** BEGIN Extracted entries **
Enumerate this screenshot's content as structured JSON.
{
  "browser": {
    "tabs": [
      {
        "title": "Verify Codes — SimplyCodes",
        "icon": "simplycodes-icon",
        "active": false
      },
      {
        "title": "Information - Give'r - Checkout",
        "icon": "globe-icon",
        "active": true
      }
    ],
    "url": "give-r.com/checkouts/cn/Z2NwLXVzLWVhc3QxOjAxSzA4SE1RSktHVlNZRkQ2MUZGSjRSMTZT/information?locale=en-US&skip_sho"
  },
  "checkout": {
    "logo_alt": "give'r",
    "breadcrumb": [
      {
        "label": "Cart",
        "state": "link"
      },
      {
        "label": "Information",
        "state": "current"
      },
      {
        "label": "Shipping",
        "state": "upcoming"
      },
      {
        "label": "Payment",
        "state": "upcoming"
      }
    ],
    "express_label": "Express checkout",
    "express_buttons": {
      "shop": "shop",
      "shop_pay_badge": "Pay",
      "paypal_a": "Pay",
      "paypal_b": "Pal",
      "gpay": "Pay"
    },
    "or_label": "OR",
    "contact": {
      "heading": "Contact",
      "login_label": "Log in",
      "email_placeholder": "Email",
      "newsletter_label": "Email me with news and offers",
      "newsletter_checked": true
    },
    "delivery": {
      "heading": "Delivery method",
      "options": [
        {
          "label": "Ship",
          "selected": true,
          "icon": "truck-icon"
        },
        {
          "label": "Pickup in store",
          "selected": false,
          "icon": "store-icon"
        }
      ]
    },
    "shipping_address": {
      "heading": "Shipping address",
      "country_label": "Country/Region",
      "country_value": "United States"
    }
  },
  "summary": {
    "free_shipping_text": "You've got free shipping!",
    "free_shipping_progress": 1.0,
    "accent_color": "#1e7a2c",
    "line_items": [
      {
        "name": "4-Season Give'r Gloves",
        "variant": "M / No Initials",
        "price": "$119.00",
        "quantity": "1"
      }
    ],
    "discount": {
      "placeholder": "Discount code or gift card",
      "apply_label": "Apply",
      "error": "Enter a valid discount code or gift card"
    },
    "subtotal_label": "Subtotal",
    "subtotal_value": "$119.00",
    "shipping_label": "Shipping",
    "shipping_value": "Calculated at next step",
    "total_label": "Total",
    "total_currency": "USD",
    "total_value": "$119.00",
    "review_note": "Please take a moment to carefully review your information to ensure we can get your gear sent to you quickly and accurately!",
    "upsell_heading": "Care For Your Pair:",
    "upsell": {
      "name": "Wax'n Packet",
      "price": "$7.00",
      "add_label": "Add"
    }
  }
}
** END Extracted entries **
** BEGIN Extracted entries **
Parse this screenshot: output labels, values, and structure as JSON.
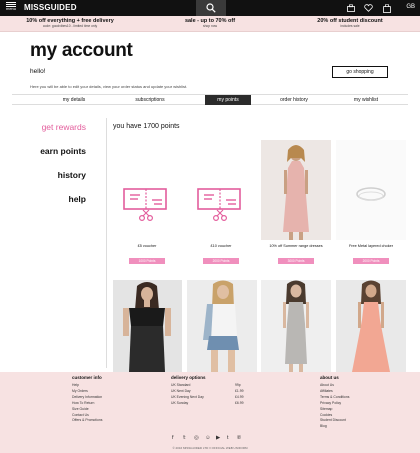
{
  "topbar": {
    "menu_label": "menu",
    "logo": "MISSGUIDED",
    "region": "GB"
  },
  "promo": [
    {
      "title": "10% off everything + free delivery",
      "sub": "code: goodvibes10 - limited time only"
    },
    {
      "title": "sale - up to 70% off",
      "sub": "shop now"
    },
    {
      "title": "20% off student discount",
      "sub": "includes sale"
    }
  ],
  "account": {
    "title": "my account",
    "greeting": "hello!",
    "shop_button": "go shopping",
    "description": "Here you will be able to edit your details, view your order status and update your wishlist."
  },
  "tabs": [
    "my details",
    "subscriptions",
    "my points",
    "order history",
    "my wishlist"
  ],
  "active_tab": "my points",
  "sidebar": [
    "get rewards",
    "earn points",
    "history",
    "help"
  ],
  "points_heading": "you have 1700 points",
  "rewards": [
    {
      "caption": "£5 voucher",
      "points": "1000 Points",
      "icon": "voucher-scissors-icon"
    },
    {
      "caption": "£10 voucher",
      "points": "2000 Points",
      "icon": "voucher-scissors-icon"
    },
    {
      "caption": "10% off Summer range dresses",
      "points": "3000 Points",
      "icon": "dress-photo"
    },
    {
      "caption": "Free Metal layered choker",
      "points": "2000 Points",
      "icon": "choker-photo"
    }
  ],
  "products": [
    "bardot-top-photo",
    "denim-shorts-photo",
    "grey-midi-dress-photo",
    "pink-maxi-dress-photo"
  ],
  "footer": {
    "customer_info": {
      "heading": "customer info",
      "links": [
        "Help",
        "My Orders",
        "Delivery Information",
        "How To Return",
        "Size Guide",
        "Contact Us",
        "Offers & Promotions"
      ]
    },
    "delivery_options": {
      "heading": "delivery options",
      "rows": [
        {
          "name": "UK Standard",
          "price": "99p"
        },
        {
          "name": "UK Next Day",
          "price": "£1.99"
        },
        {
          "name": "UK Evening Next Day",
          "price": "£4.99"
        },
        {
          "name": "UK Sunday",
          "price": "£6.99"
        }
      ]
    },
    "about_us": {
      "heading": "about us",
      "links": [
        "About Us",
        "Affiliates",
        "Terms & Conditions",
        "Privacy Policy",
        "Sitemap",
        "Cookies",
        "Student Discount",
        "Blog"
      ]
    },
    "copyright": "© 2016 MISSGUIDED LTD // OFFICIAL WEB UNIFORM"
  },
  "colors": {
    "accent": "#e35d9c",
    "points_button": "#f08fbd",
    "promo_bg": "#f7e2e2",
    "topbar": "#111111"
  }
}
** END Extracted entries **
** BEGIN Extracted entries **
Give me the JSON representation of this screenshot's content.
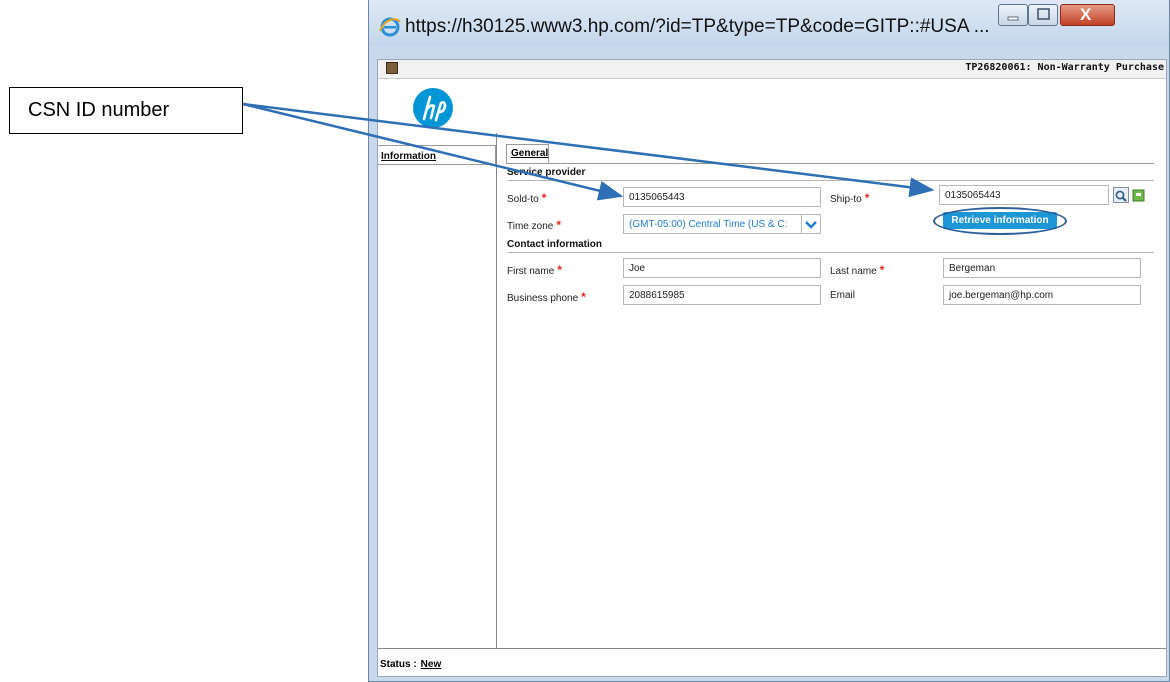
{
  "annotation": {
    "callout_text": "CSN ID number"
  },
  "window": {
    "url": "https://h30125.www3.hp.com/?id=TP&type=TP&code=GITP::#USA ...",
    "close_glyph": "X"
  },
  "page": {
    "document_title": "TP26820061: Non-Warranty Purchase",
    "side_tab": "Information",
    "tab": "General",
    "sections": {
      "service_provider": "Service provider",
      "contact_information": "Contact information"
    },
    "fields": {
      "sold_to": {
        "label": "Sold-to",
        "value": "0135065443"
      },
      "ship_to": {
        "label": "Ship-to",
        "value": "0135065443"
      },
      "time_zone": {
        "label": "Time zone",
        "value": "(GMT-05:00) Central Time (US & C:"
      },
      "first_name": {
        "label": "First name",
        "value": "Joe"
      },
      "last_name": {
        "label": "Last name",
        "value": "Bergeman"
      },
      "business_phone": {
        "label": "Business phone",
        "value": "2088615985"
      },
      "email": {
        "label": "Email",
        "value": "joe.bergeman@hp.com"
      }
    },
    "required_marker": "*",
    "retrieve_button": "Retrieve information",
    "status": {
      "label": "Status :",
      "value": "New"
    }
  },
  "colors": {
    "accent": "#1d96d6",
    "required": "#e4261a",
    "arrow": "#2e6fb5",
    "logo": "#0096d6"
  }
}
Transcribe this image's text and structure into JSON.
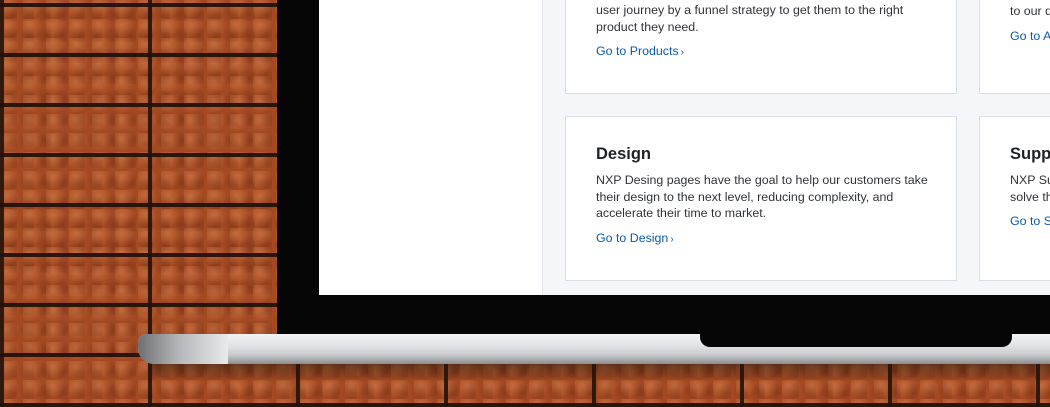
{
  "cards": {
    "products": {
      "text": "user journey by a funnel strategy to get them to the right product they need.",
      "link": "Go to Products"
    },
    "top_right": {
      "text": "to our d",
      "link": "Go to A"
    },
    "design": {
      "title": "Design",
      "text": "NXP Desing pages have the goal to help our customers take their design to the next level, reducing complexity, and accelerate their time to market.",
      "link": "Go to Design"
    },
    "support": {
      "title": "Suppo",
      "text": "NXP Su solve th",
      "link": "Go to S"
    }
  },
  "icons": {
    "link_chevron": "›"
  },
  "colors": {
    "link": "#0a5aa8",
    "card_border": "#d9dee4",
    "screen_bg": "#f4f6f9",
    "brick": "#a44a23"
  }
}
** END Extracted entries **
Task objective: In the entries above, find each line with the word "sale" and show it.

Full output:
      "title": "sale - up to 70% off",
      "sub": "includes sale"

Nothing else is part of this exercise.